* [PROBLEM TO SOLVE] Output each line exactly as it appears, skipping any embedded picture.
###
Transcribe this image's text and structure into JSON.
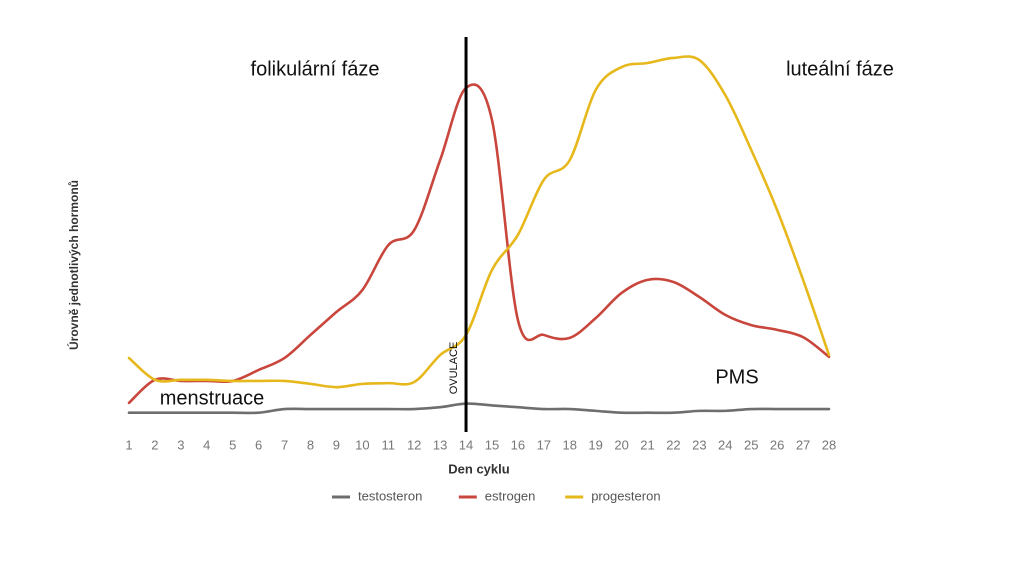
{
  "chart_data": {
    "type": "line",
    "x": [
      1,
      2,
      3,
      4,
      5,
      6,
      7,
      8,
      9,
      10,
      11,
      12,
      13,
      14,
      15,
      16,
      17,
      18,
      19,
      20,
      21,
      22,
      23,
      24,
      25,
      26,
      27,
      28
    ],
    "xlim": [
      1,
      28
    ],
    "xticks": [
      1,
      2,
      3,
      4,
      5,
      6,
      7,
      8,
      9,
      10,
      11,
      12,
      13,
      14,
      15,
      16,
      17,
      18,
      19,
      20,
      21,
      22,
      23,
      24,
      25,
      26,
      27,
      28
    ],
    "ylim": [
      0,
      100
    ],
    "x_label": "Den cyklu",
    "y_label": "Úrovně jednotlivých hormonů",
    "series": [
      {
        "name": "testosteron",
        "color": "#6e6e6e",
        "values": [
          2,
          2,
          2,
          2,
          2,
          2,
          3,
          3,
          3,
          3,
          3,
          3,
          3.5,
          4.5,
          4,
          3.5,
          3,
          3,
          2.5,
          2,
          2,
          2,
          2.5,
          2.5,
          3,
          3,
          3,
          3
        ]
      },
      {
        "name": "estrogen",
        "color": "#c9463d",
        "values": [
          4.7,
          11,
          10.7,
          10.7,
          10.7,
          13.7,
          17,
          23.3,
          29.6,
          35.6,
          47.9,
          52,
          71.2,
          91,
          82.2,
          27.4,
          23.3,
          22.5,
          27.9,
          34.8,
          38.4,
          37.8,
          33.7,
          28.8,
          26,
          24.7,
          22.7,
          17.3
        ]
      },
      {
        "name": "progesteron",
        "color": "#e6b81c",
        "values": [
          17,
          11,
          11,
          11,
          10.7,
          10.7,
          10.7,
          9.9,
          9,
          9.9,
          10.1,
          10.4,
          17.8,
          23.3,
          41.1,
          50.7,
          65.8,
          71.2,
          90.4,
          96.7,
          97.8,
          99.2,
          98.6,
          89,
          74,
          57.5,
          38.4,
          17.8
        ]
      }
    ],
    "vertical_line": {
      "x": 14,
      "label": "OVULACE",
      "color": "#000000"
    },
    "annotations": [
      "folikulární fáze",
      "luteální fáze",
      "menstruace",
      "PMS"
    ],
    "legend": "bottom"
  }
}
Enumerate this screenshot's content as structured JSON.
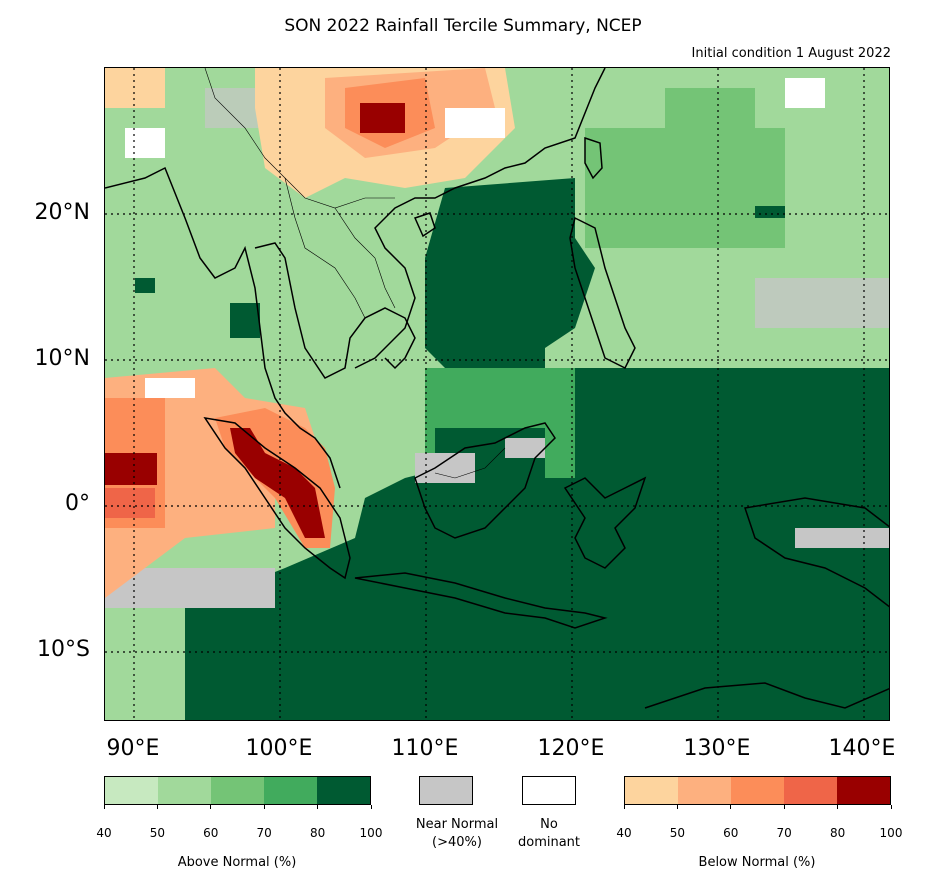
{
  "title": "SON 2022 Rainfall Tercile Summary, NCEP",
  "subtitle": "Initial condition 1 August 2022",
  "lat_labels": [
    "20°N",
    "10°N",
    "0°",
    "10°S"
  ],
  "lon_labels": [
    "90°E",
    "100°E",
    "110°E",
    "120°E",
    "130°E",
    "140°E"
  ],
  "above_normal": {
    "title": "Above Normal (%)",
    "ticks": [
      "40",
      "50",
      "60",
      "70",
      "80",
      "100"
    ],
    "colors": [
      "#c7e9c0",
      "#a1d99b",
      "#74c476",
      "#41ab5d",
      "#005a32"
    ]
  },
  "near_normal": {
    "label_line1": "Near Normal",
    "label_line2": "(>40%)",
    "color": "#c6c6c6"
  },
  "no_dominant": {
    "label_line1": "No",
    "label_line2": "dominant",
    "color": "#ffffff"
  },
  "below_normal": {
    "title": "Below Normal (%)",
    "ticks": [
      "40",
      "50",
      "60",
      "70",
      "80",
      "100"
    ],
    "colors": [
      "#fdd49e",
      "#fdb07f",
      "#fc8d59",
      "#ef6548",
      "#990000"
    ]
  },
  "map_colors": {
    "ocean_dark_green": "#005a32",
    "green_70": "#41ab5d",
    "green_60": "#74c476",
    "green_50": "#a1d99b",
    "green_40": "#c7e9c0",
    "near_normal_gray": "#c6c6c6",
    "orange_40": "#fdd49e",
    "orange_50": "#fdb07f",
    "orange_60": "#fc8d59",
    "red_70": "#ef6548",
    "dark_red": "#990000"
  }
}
###
* [ANSWER TO THE TASK]
Transcribe this image's text and structure into JSON.
{
  "chart_data": {
    "type": "line",
    "x": [
      1,
      2,
      3,
      4,
      5,
      6,
      7,
      8,
      9,
      10,
      11,
      12,
      13,
      14,
      15,
      16,
      17,
      18,
      19,
      20,
      21,
      22,
      23,
      24,
      25,
      26,
      27,
      28
    ],
    "xlim": [
      1,
      28
    ],
    "xticks": [
      1,
      2,
      3,
      4,
      5,
      6,
      7,
      8,
      9,
      10,
      11,
      12,
      13,
      14,
      15,
      16,
      17,
      18,
      19,
      20,
      21,
      22,
      23,
      24,
      25,
      26,
      27,
      28
    ],
    "ylim": [
      0,
      100
    ],
    "x_label": "Den cyklu",
    "y_label": "Úrovně jednotlivých hormonů",
    "series": [
      {
        "name": "testosteron",
        "color": "#6e6e6e",
        "values": [
          2,
          2,
          2,
          2,
          2,
          2,
          3,
          3,
          3,
          3,
          3,
          3,
          3.5,
          4.5,
          4,
          3.5,
          3,
          3,
          2.5,
          2,
          2,
          2,
          2.5,
          2.5,
          3,
          3,
          3,
          3
        ]
      },
      {
        "name": "estrogen",
        "color": "#c9463d",
        "values": [
          4.7,
          11,
          10.7,
          10.7,
          10.7,
          13.7,
          17,
          23.3,
          29.6,
          35.6,
          47.9,
          52,
          71.2,
          91,
          82.2,
          27.4,
          23.3,
          22.5,
          27.9,
          34.8,
          38.4,
          37.8,
          33.7,
          28.8,
          26,
          24.7,
          22.7,
          17.3
        ]
      },
      {
        "name": "progesteron",
        "color": "#e6b81c",
        "values": [
          17,
          11,
          11,
          11,
          10.7,
          10.7,
          10.7,
          9.9,
          9,
          9.9,
          10.1,
          10.4,
          17.8,
          23.3,
          41.1,
          50.7,
          65.8,
          71.2,
          90.4,
          96.7,
          97.8,
          99.2,
          98.6,
          89,
          74,
          57.5,
          38.4,
          17.8
        ]
      }
    ],
    "vertical_line": {
      "x": 14,
      "label": "OVULACE",
      "color": "#000000"
    },
    "annotations": [
      "folikulární fáze",
      "luteální fáze",
      "menstruace",
      "PMS"
    ],
    "legend": "bottom"
  }
}
Enumerate this screenshot's content as structured JSON.
{
  "title": "SON 2022 Rainfall Tercile Summary, NCEP",
  "subtitle": "Initial condition 1 August 2022",
  "lat_labels": [
    "20°N",
    "10°N",
    "0°",
    "10°S"
  ],
  "lon_labels": [
    "90°E",
    "100°E",
    "110°E",
    "120°E",
    "130°E",
    "140°E"
  ],
  "above_normal": {
    "title": "Above Normal (%)",
    "ticks": [
      "40",
      "50",
      "60",
      "70",
      "80",
      "100"
    ],
    "colors": [
      "#c7e9c0",
      "#a1d99b",
      "#74c476",
      "#41ab5d",
      "#005a32"
    ]
  },
  "near_normal": {
    "label_line1": "Near Normal",
    "label_line2": "(>40%)",
    "color": "#c6c6c6"
  },
  "no_dominant": {
    "label_line1": "No",
    "label_line2": "dominant",
    "color": "#ffffff"
  },
  "below_normal": {
    "title": "Below Normal (%)",
    "ticks": [
      "40",
      "50",
      "60",
      "70",
      "80",
      "100"
    ],
    "colors": [
      "#fdd49e",
      "#fdb07f",
      "#fc8d59",
      "#ef6548",
      "#990000"
    ]
  },
  "map_colors": {
    "ocean_dark_green": "#005a32",
    "green_70": "#41ab5d",
    "green_60": "#74c476",
    "green_50": "#a1d99b",
    "green_40": "#c7e9c0",
    "near_normal_gray": "#c6c6c6",
    "orange_40": "#fdd49e",
    "orange_50": "#fdb07f",
    "orange_60": "#fc8d59",
    "red_70": "#ef6548",
    "dark_red": "#990000"
  }
}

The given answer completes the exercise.